§ **Data listing**:
[START]

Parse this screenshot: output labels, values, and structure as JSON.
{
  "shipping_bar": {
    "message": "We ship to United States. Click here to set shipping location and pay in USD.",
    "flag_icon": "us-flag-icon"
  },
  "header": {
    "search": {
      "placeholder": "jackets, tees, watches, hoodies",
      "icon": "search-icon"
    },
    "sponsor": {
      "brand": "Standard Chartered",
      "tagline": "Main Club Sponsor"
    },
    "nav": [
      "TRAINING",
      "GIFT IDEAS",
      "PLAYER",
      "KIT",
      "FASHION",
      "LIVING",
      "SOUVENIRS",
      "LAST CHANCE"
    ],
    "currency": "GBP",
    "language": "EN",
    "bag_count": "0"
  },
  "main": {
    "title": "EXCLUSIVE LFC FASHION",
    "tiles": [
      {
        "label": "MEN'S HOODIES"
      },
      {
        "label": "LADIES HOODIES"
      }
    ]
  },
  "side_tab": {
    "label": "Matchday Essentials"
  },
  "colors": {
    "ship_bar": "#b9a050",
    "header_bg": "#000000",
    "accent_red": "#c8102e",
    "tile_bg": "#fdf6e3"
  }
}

[END]

§ **Exercise details**: Output all preceding records character for character.

§ **Expected answer**:
Parse this screenshot: output labels, values, and structure as JSON.
{
  "shipping_bar": {
    "message": "We ship to United States. Click here to set shipping location and pay in USD.",
    "flag_icon": "us-flag-icon"
  },
  "header": {
    "search": {
      "placeholder": "jackets, tees, watches, hoodies",
      "icon": "search-icon"
    },
    "sponsor": {
      "brand": "Standard Chartered",
      "tagline": "Main Club Sponsor"
    },
    "nav": [
      "TRAINING",
      "GIFT IDEAS",
      "PLAYER",
      "KIT",
      "FASHION",
      "LIVING",
      "SOUVENIRS",
      "LAST CHANCE"
    ],
    "currency": "GBP",
    "language": "EN",
    "bag_count": "0"
  },
  "main": {
    "title": "EXCLUSIVE LFC FASHION",
    "tiles": [
      {
        "label": "MEN'S HOODIES"
      },
      {
        "label": "LADIES HOODIES"
      }
    ]
  },
  "side_tab": {
    "label": "Matchday Essentials"
  },
  "colors": {
    "ship_bar": "#b9a050",
    "header_bg": "#000000",
    "accent_red": "#c8102e",
    "tile_bg": "#fdf6e3"
  }
}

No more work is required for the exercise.